■ THE PROBLEM: Resume the interview about the Fill Refill brand, picking up right after its last line.

The refill pioneer saying no to blanding
What’s black, white, and sounds like Dean Martin? It’s Fill Refill, the zero-waste closed loop household refill company, of course! Not only has Fill Refill helped spearhead an eco-friendly way to clean your filthy clothes and home, they’ve done it with style. Their brand features bold illustrations and punchy writing. We sat down with MD Phill Kalli to talk brands, blands, and bands. (Yes, really).
Where did the idea for Fill Refill come from?
My dad is a formulation chemist. He worked with commercial laundries, supplying bulk liquids and then bringing the packaging back. He was already doing a kind of closed-loop system [one where no waste is produced because materials are continuously reused or recycled] without realising it.
And how did you get involved with the business?
My background is very different to what I’m doing now. I never wanted to do what my dad did (despite him buying me chemistry sets when I was a kid). I wanted to do something related to writing, or music, or painting. And had a go at all three, really. I did a degree in English Literature. Then I ended up as a photo editor at a music magazine. And then I managed my friend’s band for about five years. We did quite well – we signed to EMI and did a load of tours and stuff.
I came out the other side of all of that and wanted to go back into education and maybe do something to do with design or painting. But my dad intercepted me, and said, ‘Why don’t you come and see what I do for a year or two and see how it goes?’ And I did.
It’s been 14 years now, and it’s been brilliant. My dad’s been open to all the ideas I had, and really cool about letting me put my own stamp on things.
Is your dad still involved?
Not in the day-to-day stuff – he’s 80 years old now – but he is involved. And he’s so excited about what we’re doing. He walks into his local refill store and, you know, announces his presence.
When you choose Fill Refill, you’re not just choosing the product inside – you’re choosing a different way of purchasing.
Can you tell us a bit about the Fill Refill brand?
I find it hard to see Fill Refill as a brand. When you choose Fill Refill, you’re not just choosing the product inside – you’re choosing a different way of purchasing. And that’s what a lot of the messaging is about.
How do you bring that through in your writing?
We don’t over-describe what we do. It’s hard to resist, especially if you’ve worked hard to get an accreditation, or you know that you do something that another brand doesn’t do. But you have to wind it back, and say, ‘Do you know what? People that choose Fill Refill already know this stuff. They don’t need to be told’. I’ve always said I wanted Fill Refill to be a product that I would choose. And I don’t want to be lectured at.
Also, you have to write these things every day. You don’t want to be bored. In 2020 I took maybe two months off Instagram. It’s old-fashioned, but if you’ve got nothing to say, then you should just take a break. Because when you’re excited about what you’re doing, it comes through. We have purple patches where there’s so much stuff happening, and we’re really proud of it. I feel like that comes through in the way we talk about it.
How else would you describe the Fill Refill voice?
It’s quite idiosyncratic, our tone. There are certain words that I do and don’t like. Maybe it’s being fussy or, or maybe it’s just being aware of how much blanding there is. I feel like a lot of brands just merge into one language. I don’t want to speak that same language.
We want to communicate the idea of refill without any bullshit.
We’re impressed by how Fill Refill sounds sincere without sounding schmaltzy.

(Layout element entries)

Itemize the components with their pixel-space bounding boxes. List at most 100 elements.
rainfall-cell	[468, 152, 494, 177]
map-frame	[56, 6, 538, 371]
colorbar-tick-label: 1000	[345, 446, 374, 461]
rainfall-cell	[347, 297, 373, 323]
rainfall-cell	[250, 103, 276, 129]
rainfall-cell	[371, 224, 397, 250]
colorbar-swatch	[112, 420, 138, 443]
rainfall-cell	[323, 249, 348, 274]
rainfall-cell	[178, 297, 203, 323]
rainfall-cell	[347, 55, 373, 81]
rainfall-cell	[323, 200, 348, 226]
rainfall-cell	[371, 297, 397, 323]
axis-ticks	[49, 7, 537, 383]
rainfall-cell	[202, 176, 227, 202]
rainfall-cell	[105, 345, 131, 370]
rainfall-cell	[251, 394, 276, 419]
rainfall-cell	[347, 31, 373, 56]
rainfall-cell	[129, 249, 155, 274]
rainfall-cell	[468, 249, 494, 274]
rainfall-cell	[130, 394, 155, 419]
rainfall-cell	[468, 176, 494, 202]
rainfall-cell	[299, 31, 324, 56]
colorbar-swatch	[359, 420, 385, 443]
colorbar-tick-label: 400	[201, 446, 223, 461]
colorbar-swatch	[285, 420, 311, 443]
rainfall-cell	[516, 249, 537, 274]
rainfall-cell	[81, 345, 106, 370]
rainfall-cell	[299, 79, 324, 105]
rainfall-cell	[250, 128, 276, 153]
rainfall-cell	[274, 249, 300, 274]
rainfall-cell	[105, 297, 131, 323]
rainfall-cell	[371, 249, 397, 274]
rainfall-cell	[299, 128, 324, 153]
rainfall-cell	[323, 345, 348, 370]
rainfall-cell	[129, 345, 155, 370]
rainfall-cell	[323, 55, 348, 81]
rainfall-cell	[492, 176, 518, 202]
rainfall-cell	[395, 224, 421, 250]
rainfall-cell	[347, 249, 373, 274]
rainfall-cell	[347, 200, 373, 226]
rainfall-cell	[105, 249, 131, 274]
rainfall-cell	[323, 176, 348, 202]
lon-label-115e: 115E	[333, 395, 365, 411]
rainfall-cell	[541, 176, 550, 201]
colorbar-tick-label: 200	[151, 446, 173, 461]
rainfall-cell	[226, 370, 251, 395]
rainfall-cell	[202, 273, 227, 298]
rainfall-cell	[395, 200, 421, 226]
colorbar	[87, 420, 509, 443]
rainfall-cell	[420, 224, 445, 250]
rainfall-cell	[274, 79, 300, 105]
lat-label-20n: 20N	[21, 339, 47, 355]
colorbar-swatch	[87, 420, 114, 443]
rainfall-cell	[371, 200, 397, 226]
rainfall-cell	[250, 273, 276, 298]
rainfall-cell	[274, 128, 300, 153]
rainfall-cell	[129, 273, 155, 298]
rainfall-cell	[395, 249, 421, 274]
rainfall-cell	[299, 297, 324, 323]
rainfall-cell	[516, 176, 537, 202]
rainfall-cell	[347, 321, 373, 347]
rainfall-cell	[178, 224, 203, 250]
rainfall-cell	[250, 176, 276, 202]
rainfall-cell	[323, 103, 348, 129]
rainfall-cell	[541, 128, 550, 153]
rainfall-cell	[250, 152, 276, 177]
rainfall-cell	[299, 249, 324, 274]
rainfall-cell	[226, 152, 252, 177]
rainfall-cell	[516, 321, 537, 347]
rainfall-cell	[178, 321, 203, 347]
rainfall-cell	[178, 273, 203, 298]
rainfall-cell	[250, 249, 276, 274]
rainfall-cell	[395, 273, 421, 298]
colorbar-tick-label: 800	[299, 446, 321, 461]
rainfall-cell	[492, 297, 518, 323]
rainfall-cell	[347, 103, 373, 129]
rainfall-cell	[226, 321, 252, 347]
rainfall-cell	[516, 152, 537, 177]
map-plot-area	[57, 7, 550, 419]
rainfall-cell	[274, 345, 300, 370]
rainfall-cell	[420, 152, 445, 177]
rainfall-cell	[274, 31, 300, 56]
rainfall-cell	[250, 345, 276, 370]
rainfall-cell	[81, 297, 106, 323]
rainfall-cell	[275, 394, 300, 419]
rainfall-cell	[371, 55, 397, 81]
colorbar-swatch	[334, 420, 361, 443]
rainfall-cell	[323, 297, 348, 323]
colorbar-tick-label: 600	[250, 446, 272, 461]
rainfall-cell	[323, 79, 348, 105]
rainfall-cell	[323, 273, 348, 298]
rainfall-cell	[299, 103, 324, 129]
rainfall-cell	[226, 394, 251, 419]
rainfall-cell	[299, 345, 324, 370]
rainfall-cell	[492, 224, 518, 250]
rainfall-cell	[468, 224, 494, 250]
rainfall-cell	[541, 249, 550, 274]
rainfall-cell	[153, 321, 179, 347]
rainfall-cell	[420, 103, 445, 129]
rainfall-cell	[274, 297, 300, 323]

■ REPLY:
That’s a good word – ‘schmaltzy’. So a word like that, I’d use in a second. I’m into words that sound cool, that have a musicality to them. We use a lot of rhyme too, like ‘choose to reuse’.
I’m obsessed with that kind of stuff. I have notebooks full of little phrases that I’ve collected – words in a song, or a turn of phrase, or a line from a poem. I’ve always done that since I was in my early 20s. It’s a bit like sketching, I guess, in the hope that you’re going to use those phrases at some point.
I remember when I was working in New York I got a phone call from some guy whose name was Burton Schatz. Which is the coolest name, so I wrote that down and I’ll be using it for the rest of my life.
I joke with the team that all of the stuff that I write for Fill Refill is riddled with things that we probably shouldn’t have stolen, like little song lyrics. I guess it’s like a collage.
But I think people can be annoyed by words and phrases I use too. I’ll say ‘dig’ instead of ‘like’ – I like jazz slang. I use ‘cool dudes’. I used to say ‘folks’ instead of ‘people’. I probably do use way too many Americanisms for someone who isn’t American.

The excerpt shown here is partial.